> [REQUEST]:
Write out the entries below once more, exactly, with the pictures left out.

> [INFORMATION PROVIDED]:
--- begin ---
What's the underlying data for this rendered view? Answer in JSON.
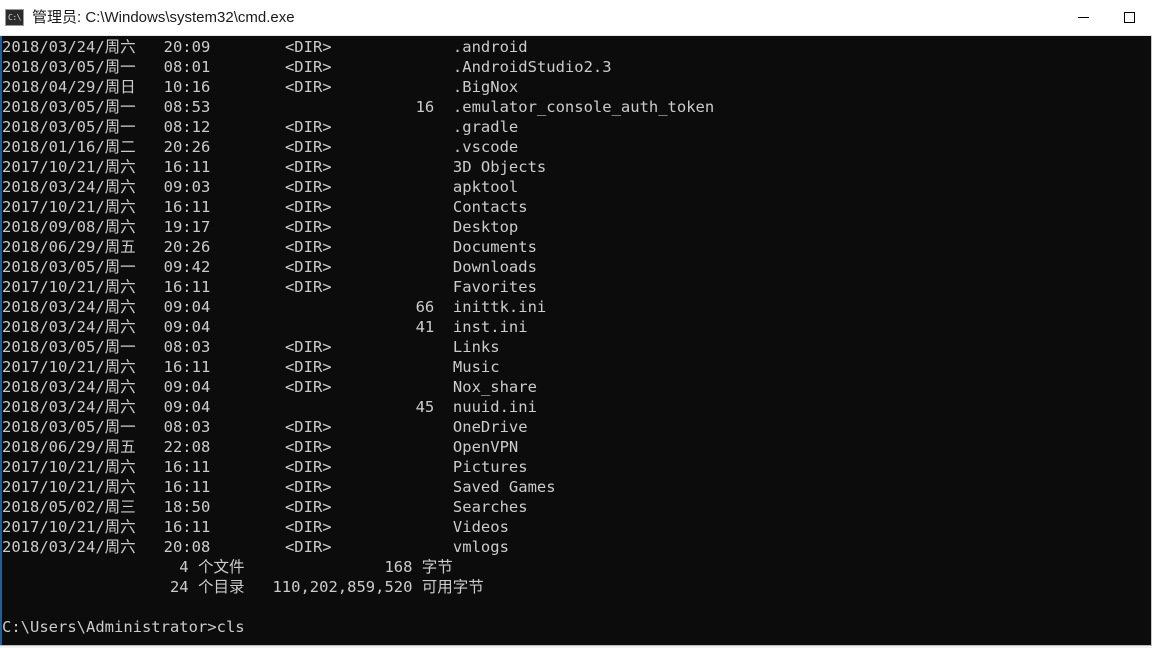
{
  "window": {
    "title": "管理员: C:\\Windows\\system32\\cmd.exe",
    "icon": "cmd-icon",
    "background_color": "#0c0c0c",
    "text_color": "#cccccc",
    "titlebar_color": "#ffffff",
    "controls": {
      "minimize_label": "—",
      "maximize_label": "□",
      "close_label": "✕"
    }
  },
  "console": {
    "columns": {
      "date_col": 0,
      "time_col": 18,
      "size_col": 31,
      "name_col": 49
    },
    "rows": [
      {
        "date": "2018/03/24/周六",
        "time": "20:09",
        "size": "<DIR>",
        "is_dir": true,
        "name": ".android"
      },
      {
        "date": "2018/03/05/周一",
        "time": "08:01",
        "size": "<DIR>",
        "is_dir": true,
        "name": ".AndroidStudio2.3"
      },
      {
        "date": "2018/04/29/周日",
        "time": "10:16",
        "size": "<DIR>",
        "is_dir": true,
        "name": ".BigNox"
      },
      {
        "date": "2018/03/05/周一",
        "time": "08:53",
        "size": "16",
        "is_dir": false,
        "name": ".emulator_console_auth_token"
      },
      {
        "date": "2018/03/05/周一",
        "time": "08:12",
        "size": "<DIR>",
        "is_dir": true,
        "name": ".gradle"
      },
      {
        "date": "2018/01/16/周二",
        "time": "20:26",
        "size": "<DIR>",
        "is_dir": true,
        "name": ".vscode"
      },
      {
        "date": "2017/10/21/周六",
        "time": "16:11",
        "size": "<DIR>",
        "is_dir": true,
        "name": "3D Objects"
      },
      {
        "date": "2018/03/24/周六",
        "time": "09:03",
        "size": "<DIR>",
        "is_dir": true,
        "name": "apktool"
      },
      {
        "date": "2017/10/21/周六",
        "time": "16:11",
        "size": "<DIR>",
        "is_dir": true,
        "name": "Contacts"
      },
      {
        "date": "2018/09/08/周六",
        "time": "19:17",
        "size": "<DIR>",
        "is_dir": true,
        "name": "Desktop"
      },
      {
        "date": "2018/06/29/周五",
        "time": "20:26",
        "size": "<DIR>",
        "is_dir": true,
        "name": "Documents"
      },
      {
        "date": "2018/03/05/周一",
        "time": "09:42",
        "size": "<DIR>",
        "is_dir": true,
        "name": "Downloads"
      },
      {
        "date": "2017/10/21/周六",
        "time": "16:11",
        "size": "<DIR>",
        "is_dir": true,
        "name": "Favorites"
      },
      {
        "date": "2018/03/24/周六",
        "time": "09:04",
        "size": "66",
        "is_dir": false,
        "name": "inittk.ini"
      },
      {
        "date": "2018/03/24/周六",
        "time": "09:04",
        "size": "41",
        "is_dir": false,
        "name": "inst.ini"
      },
      {
        "date": "2018/03/05/周一",
        "time": "08:03",
        "size": "<DIR>",
        "is_dir": true,
        "name": "Links"
      },
      {
        "date": "2017/10/21/周六",
        "time": "16:11",
        "size": "<DIR>",
        "is_dir": true,
        "name": "Music"
      },
      {
        "date": "2018/03/24/周六",
        "time": "09:04",
        "size": "<DIR>",
        "is_dir": true,
        "name": "Nox_share"
      },
      {
        "date": "2018/03/24/周六",
        "time": "09:04",
        "size": "45",
        "is_dir": false,
        "name": "nuuid.ini"
      },
      {
        "date": "2018/03/05/周一",
        "time": "08:03",
        "size": "<DIR>",
        "is_dir": true,
        "name": "OneDrive"
      },
      {
        "date": "2018/06/29/周五",
        "time": "22:08",
        "size": "<DIR>",
        "is_dir": true,
        "name": "OpenVPN"
      },
      {
        "date": "2017/10/21/周六",
        "time": "16:11",
        "size": "<DIR>",
        "is_dir": true,
        "name": "Pictures"
      },
      {
        "date": "2017/10/21/周六",
        "time": "16:11",
        "size": "<DIR>",
        "is_dir": true,
        "name": "Saved Games"
      },
      {
        "date": "2018/05/02/周三",
        "time": "18:50",
        "size": "<DIR>",
        "is_dir": true,
        "name": "Searches"
      },
      {
        "date": "2017/10/21/周六",
        "time": "16:11",
        "size": "<DIR>",
        "is_dir": true,
        "name": "Videos"
      },
      {
        "date": "2018/03/24/周六",
        "time": "20:08",
        "size": "<DIR>",
        "is_dir": true,
        "name": "vmlogs"
      }
    ],
    "summary": {
      "file_count": "4",
      "file_count_label": "个文件",
      "total_bytes": "168",
      "bytes_label": "字节",
      "dir_count": "24",
      "dir_count_label": "个目录",
      "free_bytes": "110,202,859,520",
      "free_bytes_label": "可用字节"
    },
    "prompt": {
      "path": "C:\\Users\\Administrator>",
      "command": "cls"
    }
  }
}
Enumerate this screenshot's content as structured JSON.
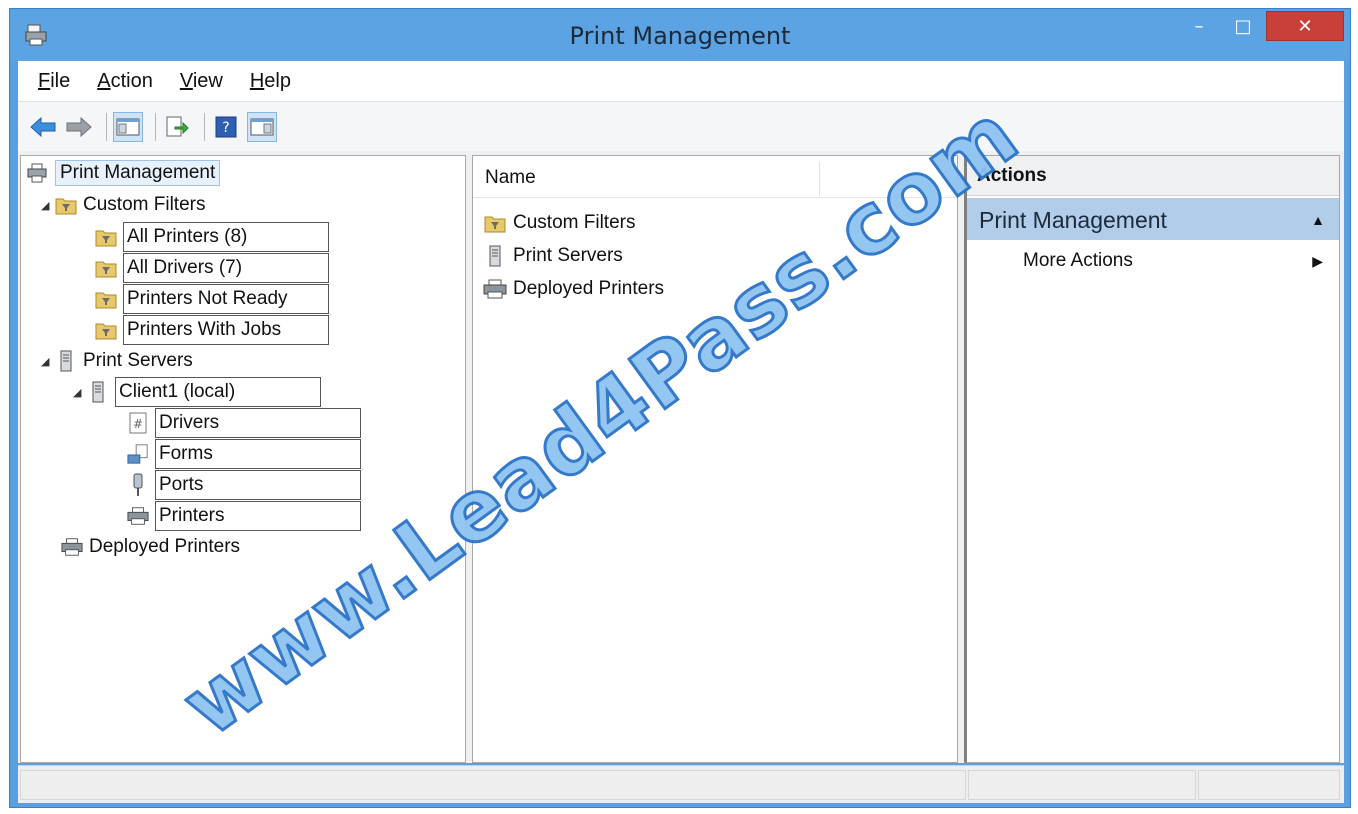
{
  "window": {
    "title": "Print Management",
    "accent": "#5ca3e4",
    "close_color": "#c9403b",
    "controls": {
      "minimize": "–",
      "maximize": "□",
      "close": "✕"
    }
  },
  "menubar": [
    {
      "first": "F",
      "rest": "ile"
    },
    {
      "first": "A",
      "rest": "ction"
    },
    {
      "first": "V",
      "rest": "iew"
    },
    {
      "first": "H",
      "rest": "elp"
    }
  ],
  "toolbar": {
    "icons": [
      "back-arrow-icon",
      "forward-arrow-icon",
      "show-hide-console-tree-icon",
      "export-list-icon",
      "help-icon",
      "show-hide-action-pane-icon"
    ]
  },
  "tree": {
    "root": "Print Management",
    "custom_filters": "Custom Filters",
    "all_printers": "All Printers (8)",
    "all_drivers": "All Drivers (7)",
    "printers_not_ready": "Printers Not Ready",
    "printers_with_jobs": "Printers With Jobs",
    "print_servers": "Print Servers",
    "client1": "Client1 (local)",
    "drivers": "Drivers",
    "forms": "Forms",
    "ports": "Ports",
    "printers": "Printers",
    "deployed_printers": "Deployed Printers"
  },
  "list": {
    "header_name": "Name",
    "rows": [
      "Custom Filters",
      "Print Servers",
      "Deployed Printers"
    ]
  },
  "actions": {
    "header": "Actions",
    "group": "Print Management",
    "more_actions": "More Actions"
  },
  "watermark": "www.Lead4Pass.com"
}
--- end ---
> [WRITTEN ANSWER]:
What's the underlying data for this rendered view? Answer in JSON.
{
  "window": {
    "title": "管理员: C:\\Windows\\system32\\cmd.exe",
    "icon": "cmd-icon",
    "background_color": "#0c0c0c",
    "text_color": "#cccccc",
    "titlebar_color": "#ffffff",
    "controls": {
      "minimize_label": "—",
      "maximize_label": "□",
      "close_label": "✕"
    }
  },
  "console": {
    "columns": {
      "date_col": 0,
      "time_col": 18,
      "size_col": 31,
      "name_col": 49
    },
    "rows": [
      {
        "date": "2018/03/24/周六",
        "time": "20:09",
        "size": "<DIR>",
        "is_dir": true,
        "name": ".android"
      },
      {
        "date": "2018/03/05/周一",
        "time": "08:01",
        "size": "<DIR>",
        "is_dir": true,
        "name": ".AndroidStudio2.3"
      },
      {
        "date": "2018/04/29/周日",
        "time": "10:16",
        "size": "<DIR>",
        "is_dir": true,
        "name": ".BigNox"
      },
      {
        "date": "2018/03/05/周一",
        "time": "08:53",
        "size": "16",
        "is_dir": false,
        "name": ".emulator_console_auth_token"
      },
      {
        "date": "2018/03/05/周一",
        "time": "08:12",
        "size": "<DIR>",
        "is_dir": true,
        "name": ".gradle"
      },
      {
        "date": "2018/01/16/周二",
        "time": "20:26",
        "size": "<DIR>",
        "is_dir": true,
        "name": ".vscode"
      },
      {
        "date": "2017/10/21/周六",
        "time": "16:11",
        "size": "<DIR>",
        "is_dir": true,
        "name": "3D Objects"
      },
      {
        "date": "2018/03/24/周六",
        "time": "09:03",
        "size": "<DIR>",
        "is_dir": true,
        "name": "apktool"
      },
      {
        "date": "2017/10/21/周六",
        "time": "16:11",
        "size": "<DIR>",
        "is_dir": true,
        "name": "Contacts"
      },
      {
        "date": "2018/09/08/周六",
        "time": "19:17",
        "size": "<DIR>",
        "is_dir": true,
        "name": "Desktop"
      },
      {
        "date": "2018/06/29/周五",
        "time": "20:26",
        "size": "<DIR>",
        "is_dir": true,
        "name": "Documents"
      },
      {
        "date": "2018/03/05/周一",
        "time": "09:42",
        "size": "<DIR>",
        "is_dir": true,
        "name": "Downloads"
      },
      {
        "date": "2017/10/21/周六",
        "time": "16:11",
        "size": "<DIR>",
        "is_dir": true,
        "name": "Favorites"
      },
      {
        "date": "2018/03/24/周六",
        "time": "09:04",
        "size": "66",
        "is_dir": false,
        "name": "inittk.ini"
      },
      {
        "date": "2018/03/24/周六",
        "time": "09:04",
        "size": "41",
        "is_dir": false,
        "name": "inst.ini"
      },
      {
        "date": "2018/03/05/周一",
        "time": "08:03",
        "size": "<DIR>",
        "is_dir": true,
        "name": "Links"
      },
      {
        "date": "2017/10/21/周六",
        "time": "16:11",
        "size": "<DIR>",
        "is_dir": true,
        "name": "Music"
      },
      {
        "date": "2018/03/24/周六",
        "time": "09:04",
        "size": "<DIR>",
        "is_dir": true,
        "name": "Nox_share"
      },
      {
        "date": "2018/03/24/周六",
        "time": "09:04",
        "size": "45",
        "is_dir": false,
        "name": "nuuid.ini"
      },
      {
        "date": "2018/03/05/周一",
        "time": "08:03",
        "size": "<DIR>",
        "is_dir": true,
        "name": "OneDrive"
      },
      {
        "date": "2018/06/29/周五",
        "time": "22:08",
        "size": "<DIR>",
        "is_dir": true,
        "name": "OpenVPN"
      },
      {
        "date": "2017/10/21/周六",
        "time": "16:11",
        "size": "<DIR>",
        "is_dir": true,
        "name": "Pictures"
      },
      {
        "date": "2017/10/21/周六",
        "time": "16:11",
        "size": "<DIR>",
        "is_dir": true,
        "name": "Saved Games"
      },
      {
        "date": "2018/05/02/周三",
        "time": "18:50",
        "size": "<DIR>",
        "is_dir": true,
        "name": "Searches"
      },
      {
        "date": "2017/10/21/周六",
        "time": "16:11",
        "size": "<DIR>",
        "is_dir": true,
        "name": "Videos"
      },
      {
        "date": "2018/03/24/周六",
        "time": "20:08",
        "size": "<DIR>",
        "is_dir": true,
        "name": "vmlogs"
      }
    ],
    "summary": {
      "file_count": "4",
      "file_count_label": "个文件",
      "total_bytes": "168",
      "bytes_label": "字节",
      "dir_count": "24",
      "dir_count_label": "个目录",
      "free_bytes": "110,202,859,520",
      "free_bytes_label": "可用字节"
    },
    "prompt": {
      "path": "C:\\Users\\Administrator>",
      "command": "cls"
    }
  }
}
Enumerate this screenshot's content as structured JSON.
{
  "window": {
    "title": "Print Management",
    "accent": "#5ca3e4",
    "close_color": "#c9403b",
    "controls": {
      "minimize": "–",
      "maximize": "□",
      "close": "✕"
    }
  },
  "menubar": [
    {
      "first": "F",
      "rest": "ile"
    },
    {
      "first": "A",
      "rest": "ction"
    },
    {
      "first": "V",
      "rest": "iew"
    },
    {
      "first": "H",
      "rest": "elp"
    }
  ],
  "toolbar": {
    "icons": [
      "back-arrow-icon",
      "forward-arrow-icon",
      "show-hide-console-tree-icon",
      "export-list-icon",
      "help-icon",
      "show-hide-action-pane-icon"
    ]
  },
  "tree": {
    "root": "Print Management",
    "custom_filters": "Custom Filters",
    "all_printers": "All Printers (8)",
    "all_drivers": "All Drivers (7)",
    "printers_not_ready": "Printers Not Ready",
    "printers_with_jobs": "Printers With Jobs",
    "print_servers": "Print Servers",
    "client1": "Client1 (local)",
    "drivers": "Drivers",
    "forms": "Forms",
    "ports": "Ports",
    "printers": "Printers",
    "deployed_printers": "Deployed Printers"
  },
  "list": {
    "header_name": "Name",
    "rows": [
      "Custom Filters",
      "Print Servers",
      "Deployed Printers"
    ]
  },
  "actions": {
    "header": "Actions",
    "group": "Print Management",
    "more_actions": "More Actions"
  },
  "watermark": "www.Lead4Pass.com"
}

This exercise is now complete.